#### WHAT IS ASKED
A. According to the thread on a universal zero value, why would defining a new variable and calling a method no longer work with a universal zero?
B. Convert the part of the listing that opens with the line containing "- event-caption: Run" and closes with the line containing "- event-display: μBooNE" into a JSON list of strings, one string per line.
>> BEGIN SELECTED EXTRACT
In generic code, comparing to zero also has a little wrinkle in that some incomparable types have a special case for comparing against zero that can't be matched in type constraints where you can only specify comparable or not. If there were some universal zero value, then #26842 could be accepted since there would always be a way to write a statically guaranteed to be all-bytes zero. But, if that's the only major case left and it would still be awkward to see if comparable structs are zero, maybe it would suffice to have a predeclared func zero(type T)(T) bool that worked on comparable and incomparable types alike?

jimmyfrasche avatar Dec 22 '19 23:12 jimmyfrasche

Yes, it's possible to do less. But I haven't seen any argument for why less is more in this case, or any downside to the universal zero.

geraldss avatar Dec 25 '19 04:12 geraldss

Let's consider what we can do with a specific, typed zero value, var zero T:

  1. Reset a variable to zero: v = zero
  2. Define a new variable: u := zero
  3. Send it to a channel: c <- zero
  4. If T is comparable, compare another variable to it: v == zero
  5. If T has operators, use it as an operand: v < zero or v + zero
  6. Use it in a composite literal: []T{u, zero, v}
  7. Call a method on it: zero.M()
  8. Return it from a function: return zero, err

If we had a universal zero value, then defining a new variable and calling a method are out, as a specific type is required for each. Using it as an operand isn't really a problem since any type with operators already has a concise zero value.

That leaves:

  1. Reset a variable to zero: v = zero
  2. Send it to a channel: c <- zero
  3. If T is comparable, compare another variable to it: v == zero
  4. Use it in a composite literal: []T{u, zero, v}
  5. Return it from a function: return zero, err

For the majority of these, there's only really a problem if T is composite, as they have verbose zero values. Use in a composite literal is only sometimes an issue as the types of composite literals in composite literals can be elided in a number of cases. #12854 could expand elision to all the remaining cases and allow you to write return {}, f({}) for example. This would also allow quite a bit more since you could also write c <- {k: v} or f({}, {X: 1}, {2, 3}).
>> END SELECTED EXTRACT
>> BEGIN INPUT FOR THIS TASK
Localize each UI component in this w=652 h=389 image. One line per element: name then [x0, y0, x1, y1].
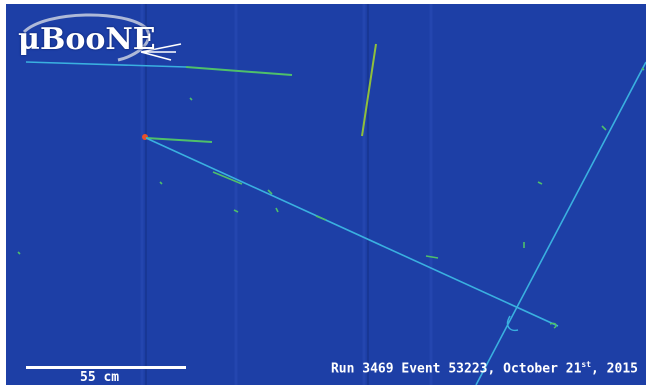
- event-caption: Run 3469 Event 53223, October 21st, 2015: [331, 360, 638, 376]
- track-crossing: [475, 61, 646, 385]
- track-short-diagonal: [361, 43, 377, 137]
- wire-stripes-dark: [145, 4, 369, 385]
- microboone-logo: μBooNE: [18, 22, 156, 57]
- track-vertex-green: [145, 137, 213, 143]
- caption-ordinal: st: [581, 360, 592, 369]
- scale-bar: [26, 366, 186, 369]
- caption-text: Run 3469 Event 53223, October 21: [330, 361, 582, 377]
- wire-stripes: [140, 4, 433, 385]
- track-top-horizontal: [25, 61, 187, 68]
- track-curl: [506, 315, 519, 332]
- scale-label: 55 cm: [80, 370, 120, 385]
- scattered-hits: [17, 67, 645, 259]
- logo-swoosh: [22, 13, 150, 62]
- track-hook: [549, 322, 557, 329]
- caption-year: , 2015: [591, 361, 638, 377]
- event-tracks: [17, 4, 646, 385]
- track-main-diagonal: [145, 137, 559, 327]
- event-display: μBooNE 55 cm Run 3469 Event 53223, Octob…: [6, 4, 646, 385]
- logo-arrow: [140, 43, 182, 61]
- track-top-green: [185, 66, 293, 76]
>> END INPUT FOR THIS TASK
#### LIST OF SOLUTIONS
A. Both of those uses need a specific type. A universal zero value doesn't carry one, so it can't be used to define a new variable or to call a method.

B.
[
  "- event-caption: Run 3469 Event 53223, October 21st, 2015: [331, 360, 638, 376]",
  "- track-crossing: [475, 61, 646, 385]",
  "- track-short-diagonal: [361, 43, 377, 137]",
  "- wire-stripes-dark: [145, 4, 369, 385]",
  "- microboone-logo: μBooNE: [18, 22, 156, 57]",
  "- track-vertex-green: [145, 137, 213, 143]",
  "- caption-ordinal: st: [581, 360, 592, 369]",
  "- scale-bar: [26, 366, 186, 369]",
  "- caption-text: Run 3469 Event 53223, October 21: [330, 361, 582, 377]",
  "- wire-stripes: [140, 4, 433, 385]",
  "- track-top-horizontal: [25, 61, 187, 68]",
  "- track-curl: [506, 315, 519, 332]",
  "- scale-label: 55 cm: [80, 370, 120, 385]",
  "- scattered-hits: [17, 67, 645, 259]",
  "- logo-swoosh: [22, 13, 150, 62]",
  "- track-hook: [549, 322, 557, 329]",
  "- caption-year: , 2015: [591, 361, 638, 377]",
  "- event-tracks: [17, 4, 646, 385]",
  "- track-main-diagonal: [145, 137, 559, 327]",
  "- event-display: μBooNE 55 cm Run 3469 Event 53223, Octob…: [6, 4, 646, 385]"
]